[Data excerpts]

##############################

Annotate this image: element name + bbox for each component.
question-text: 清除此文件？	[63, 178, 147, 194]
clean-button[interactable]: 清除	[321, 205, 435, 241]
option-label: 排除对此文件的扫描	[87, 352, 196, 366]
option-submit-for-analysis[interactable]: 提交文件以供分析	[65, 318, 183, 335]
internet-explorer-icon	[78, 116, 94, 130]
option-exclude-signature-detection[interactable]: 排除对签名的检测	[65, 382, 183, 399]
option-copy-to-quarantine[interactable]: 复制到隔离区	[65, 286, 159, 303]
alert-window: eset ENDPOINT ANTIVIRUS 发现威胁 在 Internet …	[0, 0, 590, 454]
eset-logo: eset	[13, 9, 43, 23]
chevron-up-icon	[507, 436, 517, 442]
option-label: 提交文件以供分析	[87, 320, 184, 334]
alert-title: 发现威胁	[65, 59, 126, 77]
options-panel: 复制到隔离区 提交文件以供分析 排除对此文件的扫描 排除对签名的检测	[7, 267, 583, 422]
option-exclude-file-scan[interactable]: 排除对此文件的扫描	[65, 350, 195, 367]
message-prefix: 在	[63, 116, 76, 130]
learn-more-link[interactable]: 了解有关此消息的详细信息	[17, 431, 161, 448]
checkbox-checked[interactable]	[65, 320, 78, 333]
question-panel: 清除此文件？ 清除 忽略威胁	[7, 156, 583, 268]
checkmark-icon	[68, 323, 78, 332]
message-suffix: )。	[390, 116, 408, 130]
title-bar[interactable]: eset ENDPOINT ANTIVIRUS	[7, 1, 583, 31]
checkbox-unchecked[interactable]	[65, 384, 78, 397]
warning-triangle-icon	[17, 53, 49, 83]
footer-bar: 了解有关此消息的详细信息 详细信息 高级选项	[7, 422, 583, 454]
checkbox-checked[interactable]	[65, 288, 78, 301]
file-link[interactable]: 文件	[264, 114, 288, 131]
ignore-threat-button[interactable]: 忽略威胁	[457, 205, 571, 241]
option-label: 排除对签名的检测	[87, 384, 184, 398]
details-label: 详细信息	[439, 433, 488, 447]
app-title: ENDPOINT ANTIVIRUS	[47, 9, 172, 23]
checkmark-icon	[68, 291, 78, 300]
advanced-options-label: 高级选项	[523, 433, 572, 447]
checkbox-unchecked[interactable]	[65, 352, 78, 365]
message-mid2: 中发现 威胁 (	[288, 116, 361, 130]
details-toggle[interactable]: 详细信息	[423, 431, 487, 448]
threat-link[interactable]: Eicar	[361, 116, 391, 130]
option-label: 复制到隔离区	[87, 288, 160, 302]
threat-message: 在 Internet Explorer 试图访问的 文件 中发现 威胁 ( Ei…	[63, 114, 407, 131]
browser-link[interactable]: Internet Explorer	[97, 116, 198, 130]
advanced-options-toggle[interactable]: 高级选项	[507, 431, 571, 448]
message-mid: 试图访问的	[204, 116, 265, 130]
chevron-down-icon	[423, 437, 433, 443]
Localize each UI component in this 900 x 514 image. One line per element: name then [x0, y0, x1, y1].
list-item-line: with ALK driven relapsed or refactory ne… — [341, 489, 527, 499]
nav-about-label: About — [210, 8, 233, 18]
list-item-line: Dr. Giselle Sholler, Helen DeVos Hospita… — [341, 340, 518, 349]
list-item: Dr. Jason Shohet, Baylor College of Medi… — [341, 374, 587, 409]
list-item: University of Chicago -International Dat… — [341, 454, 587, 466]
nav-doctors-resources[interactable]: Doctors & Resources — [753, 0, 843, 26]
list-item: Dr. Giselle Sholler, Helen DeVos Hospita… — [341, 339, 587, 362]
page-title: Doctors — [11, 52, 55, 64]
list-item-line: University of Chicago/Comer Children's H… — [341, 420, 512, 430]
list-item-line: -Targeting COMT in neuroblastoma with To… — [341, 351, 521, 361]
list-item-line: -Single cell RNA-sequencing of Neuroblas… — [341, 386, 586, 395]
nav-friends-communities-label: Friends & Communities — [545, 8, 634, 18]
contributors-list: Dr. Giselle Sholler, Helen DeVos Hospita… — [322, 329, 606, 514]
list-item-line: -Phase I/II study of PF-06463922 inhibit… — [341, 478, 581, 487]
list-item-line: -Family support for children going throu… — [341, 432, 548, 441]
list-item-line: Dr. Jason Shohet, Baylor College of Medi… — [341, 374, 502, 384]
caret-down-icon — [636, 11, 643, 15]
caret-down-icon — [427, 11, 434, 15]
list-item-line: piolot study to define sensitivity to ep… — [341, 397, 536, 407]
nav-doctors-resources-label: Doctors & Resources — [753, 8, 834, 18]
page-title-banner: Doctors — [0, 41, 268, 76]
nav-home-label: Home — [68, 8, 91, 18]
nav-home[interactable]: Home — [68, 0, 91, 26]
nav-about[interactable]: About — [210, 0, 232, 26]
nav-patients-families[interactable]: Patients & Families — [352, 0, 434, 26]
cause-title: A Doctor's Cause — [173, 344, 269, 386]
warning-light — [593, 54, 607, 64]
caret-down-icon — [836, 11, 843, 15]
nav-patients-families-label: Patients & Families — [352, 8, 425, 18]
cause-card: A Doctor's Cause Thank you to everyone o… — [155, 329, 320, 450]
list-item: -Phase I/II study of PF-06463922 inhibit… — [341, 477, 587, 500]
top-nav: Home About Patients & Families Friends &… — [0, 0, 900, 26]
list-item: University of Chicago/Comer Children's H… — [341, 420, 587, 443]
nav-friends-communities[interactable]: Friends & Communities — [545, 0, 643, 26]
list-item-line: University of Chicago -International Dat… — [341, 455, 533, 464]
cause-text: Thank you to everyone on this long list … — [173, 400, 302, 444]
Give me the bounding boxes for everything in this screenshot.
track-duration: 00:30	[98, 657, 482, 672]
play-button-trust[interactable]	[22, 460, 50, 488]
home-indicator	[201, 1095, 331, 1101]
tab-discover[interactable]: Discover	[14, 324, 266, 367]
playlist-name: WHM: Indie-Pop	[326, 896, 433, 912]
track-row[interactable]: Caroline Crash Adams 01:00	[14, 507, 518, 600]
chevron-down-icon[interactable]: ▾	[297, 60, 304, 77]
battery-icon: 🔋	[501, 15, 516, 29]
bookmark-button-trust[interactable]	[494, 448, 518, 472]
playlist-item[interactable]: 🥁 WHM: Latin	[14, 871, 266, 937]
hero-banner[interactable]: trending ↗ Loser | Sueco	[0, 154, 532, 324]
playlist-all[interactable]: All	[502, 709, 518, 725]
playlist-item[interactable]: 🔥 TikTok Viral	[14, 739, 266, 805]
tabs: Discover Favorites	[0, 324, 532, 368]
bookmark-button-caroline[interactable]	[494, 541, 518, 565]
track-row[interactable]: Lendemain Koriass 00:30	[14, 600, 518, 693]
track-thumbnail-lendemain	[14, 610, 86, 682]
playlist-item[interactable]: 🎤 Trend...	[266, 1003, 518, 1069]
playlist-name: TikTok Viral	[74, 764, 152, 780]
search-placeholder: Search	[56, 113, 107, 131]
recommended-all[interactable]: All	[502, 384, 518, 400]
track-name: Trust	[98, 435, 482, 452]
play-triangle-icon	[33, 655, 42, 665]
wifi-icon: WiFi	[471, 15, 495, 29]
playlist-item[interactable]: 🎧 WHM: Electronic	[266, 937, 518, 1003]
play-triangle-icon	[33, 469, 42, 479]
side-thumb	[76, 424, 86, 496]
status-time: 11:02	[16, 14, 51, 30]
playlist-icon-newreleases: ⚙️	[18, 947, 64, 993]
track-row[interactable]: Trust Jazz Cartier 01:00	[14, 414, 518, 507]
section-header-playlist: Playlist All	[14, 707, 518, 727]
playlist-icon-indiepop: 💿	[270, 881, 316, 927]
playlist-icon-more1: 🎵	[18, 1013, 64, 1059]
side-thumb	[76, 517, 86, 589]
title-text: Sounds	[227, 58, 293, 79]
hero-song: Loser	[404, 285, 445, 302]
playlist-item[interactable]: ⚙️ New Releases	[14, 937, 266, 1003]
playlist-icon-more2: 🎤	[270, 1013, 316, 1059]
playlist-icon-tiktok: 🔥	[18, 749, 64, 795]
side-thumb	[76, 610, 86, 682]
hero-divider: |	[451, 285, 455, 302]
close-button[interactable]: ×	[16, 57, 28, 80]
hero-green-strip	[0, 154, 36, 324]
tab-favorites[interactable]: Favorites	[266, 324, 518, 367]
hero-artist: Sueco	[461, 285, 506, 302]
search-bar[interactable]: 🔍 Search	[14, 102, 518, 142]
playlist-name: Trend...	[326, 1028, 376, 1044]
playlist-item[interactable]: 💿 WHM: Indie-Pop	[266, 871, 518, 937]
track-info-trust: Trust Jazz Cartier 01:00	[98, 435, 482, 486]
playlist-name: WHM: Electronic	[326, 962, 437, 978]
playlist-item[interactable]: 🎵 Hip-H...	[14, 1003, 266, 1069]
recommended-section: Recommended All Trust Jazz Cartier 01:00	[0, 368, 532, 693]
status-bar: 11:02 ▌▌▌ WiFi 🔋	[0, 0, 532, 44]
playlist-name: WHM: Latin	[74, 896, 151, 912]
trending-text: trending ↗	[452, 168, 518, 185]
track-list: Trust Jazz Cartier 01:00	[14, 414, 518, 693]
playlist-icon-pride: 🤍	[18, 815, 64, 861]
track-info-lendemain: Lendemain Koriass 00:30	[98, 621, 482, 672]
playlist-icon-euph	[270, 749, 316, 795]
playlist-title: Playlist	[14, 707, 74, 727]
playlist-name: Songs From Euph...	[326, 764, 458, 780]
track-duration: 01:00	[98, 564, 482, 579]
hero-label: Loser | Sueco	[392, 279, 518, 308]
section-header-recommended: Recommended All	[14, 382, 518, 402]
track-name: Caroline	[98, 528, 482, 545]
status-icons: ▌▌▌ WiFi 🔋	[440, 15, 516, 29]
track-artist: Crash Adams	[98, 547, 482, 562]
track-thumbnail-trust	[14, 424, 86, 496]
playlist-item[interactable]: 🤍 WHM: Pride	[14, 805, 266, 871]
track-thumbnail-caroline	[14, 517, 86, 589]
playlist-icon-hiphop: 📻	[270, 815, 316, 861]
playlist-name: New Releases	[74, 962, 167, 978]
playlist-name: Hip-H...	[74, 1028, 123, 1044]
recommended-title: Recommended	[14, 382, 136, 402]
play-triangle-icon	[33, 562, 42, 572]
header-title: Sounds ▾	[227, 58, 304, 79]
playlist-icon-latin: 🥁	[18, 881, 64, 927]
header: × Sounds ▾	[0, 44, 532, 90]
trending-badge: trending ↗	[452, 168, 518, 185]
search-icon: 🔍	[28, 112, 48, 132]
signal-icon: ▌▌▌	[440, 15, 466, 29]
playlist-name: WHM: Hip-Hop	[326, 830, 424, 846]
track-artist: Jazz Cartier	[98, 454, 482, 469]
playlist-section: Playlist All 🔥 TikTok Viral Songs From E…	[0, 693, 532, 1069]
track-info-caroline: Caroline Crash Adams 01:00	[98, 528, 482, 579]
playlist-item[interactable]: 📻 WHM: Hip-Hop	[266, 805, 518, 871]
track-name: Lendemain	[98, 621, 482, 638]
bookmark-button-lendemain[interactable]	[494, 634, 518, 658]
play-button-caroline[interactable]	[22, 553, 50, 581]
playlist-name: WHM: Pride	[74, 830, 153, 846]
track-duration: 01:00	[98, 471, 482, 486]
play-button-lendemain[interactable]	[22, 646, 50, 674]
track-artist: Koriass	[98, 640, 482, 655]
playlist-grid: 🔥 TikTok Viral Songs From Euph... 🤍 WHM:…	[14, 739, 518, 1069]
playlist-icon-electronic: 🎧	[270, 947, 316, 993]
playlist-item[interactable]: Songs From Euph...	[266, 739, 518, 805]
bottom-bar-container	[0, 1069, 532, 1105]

##############################

• **Your assignment**
From the entries above, return each line with the word "Sounds" in it.

• **Problem solution**
title-text: Sounds	[227, 58, 293, 79]
header-title: Sounds ▾	[227, 58, 304, 79]
header: × Sounds ▾	[0, 44, 532, 90]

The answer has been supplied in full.